— begin Material for this task —

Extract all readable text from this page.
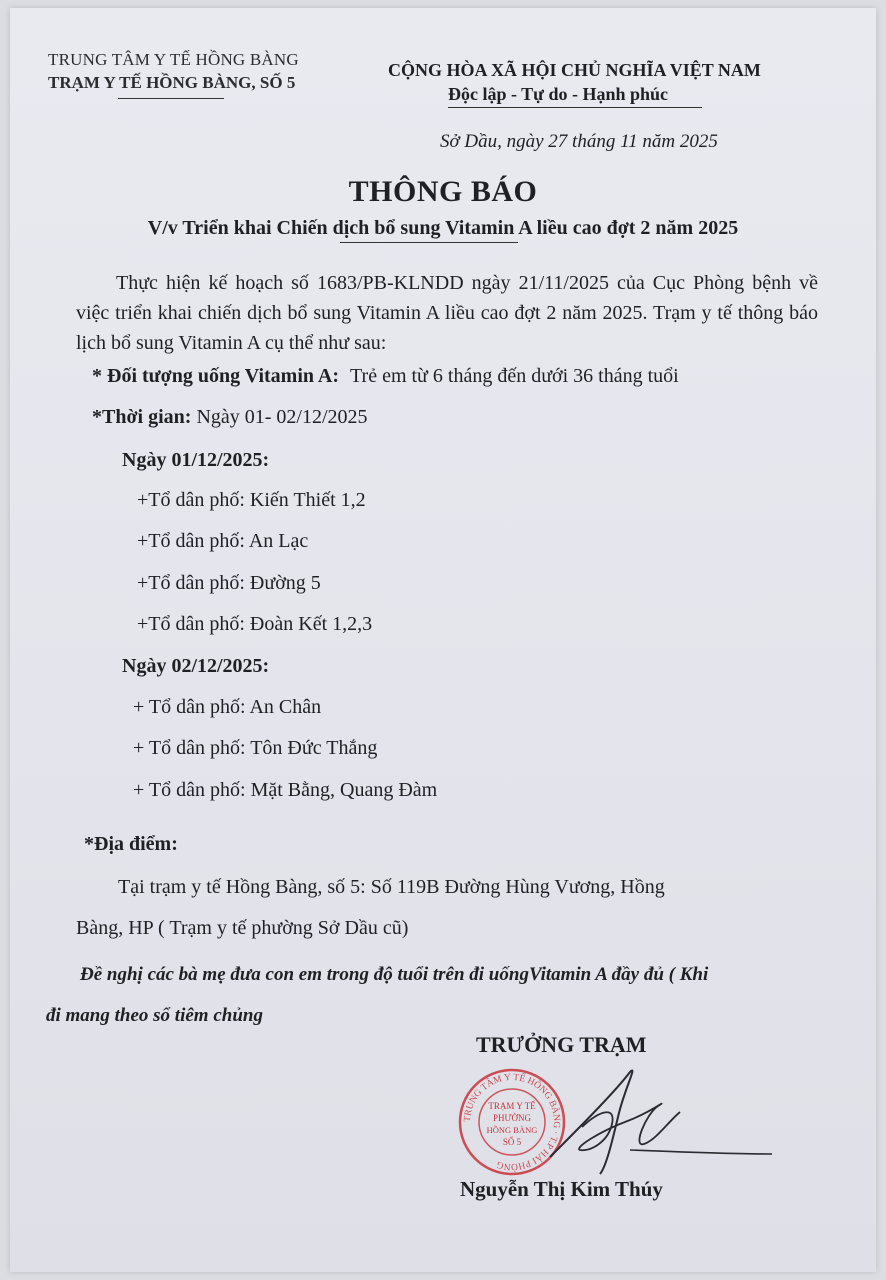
TRUNG TÂM Y TẾ HỒNG BÀNG
TRẠM Y TẾ HỒNG BÀNG, SỐ 5
CỘNG HÒA XÃ HỘI CHỦ NGHĨA VIỆT NAM
Độc lập - Tự do - Hạnh phúc
Sở Dầu, ngày 27 tháng 11 năm 2025
THÔNG BÁO
V/v Triển khai Chiến dịch bổ sung Vitamin A liều cao đợt 2 năm 2025
Thực hiện kế hoạch số 1683/PB-KLNDD ngày 21/11/2025 của Cục Phòng bệnh về việc triển khai chiến dịch bổ sung Vitamin A liều cao đợt 2 năm 2025. Trạm y tế thông báo lịch bổ sung Vitamin A cụ thể như sau:
* Đối tượng uống Vitamin A: Trẻ em từ 6 tháng đến dưới 36 tháng tuổi
*Thời gian: Ngày 01- 02/12/2025
Ngày 01/12/2025:
+Tổ dân phố: Kiến Thiết 1,2
+Tổ dân phố: An Lạc
+Tổ dân phố: Đường 5
+Tổ dân phố: Đoàn Kết 1,2,3
Ngày 02/12/2025:
+ Tổ dân phố: An Chân
+ Tổ dân phố: Tôn Đức Thắng
+ Tổ dân phố: Mặt Bằng, Quang Đàm
*Địa điểm:
Tại trạm y tế Hồng Bàng, số 5: Số 119B Đường Hùng Vương, Hồng
Bàng, HP ( Trạm y tế phường Sở Dầu cũ)
Đề nghị các bà mẹ đưa con em trong độ tuổi trên đi uốngVitamin A đầy đủ ( Khi
đi mang theo sổ tiêm chủng
TRƯỞNG TRẠM
TRUNG TÂM Y TẾ HỒNG BÀNG · T.P HẢI PHÒNG
TRẠM Y TẾ
PHƯỜNG
HỒNG BÀNG
SỐ 5
Nguyễn Thị Kim Thúy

— end Material for this task —

Return each line where "tháng" shows up.

* **Exercise response**:
Sở Dầu, ngày 27 tháng 11 năm 2025
* Đối tượng uống Vitamin A: Trẻ em từ 6 tháng đến dưới 36 tháng tuổi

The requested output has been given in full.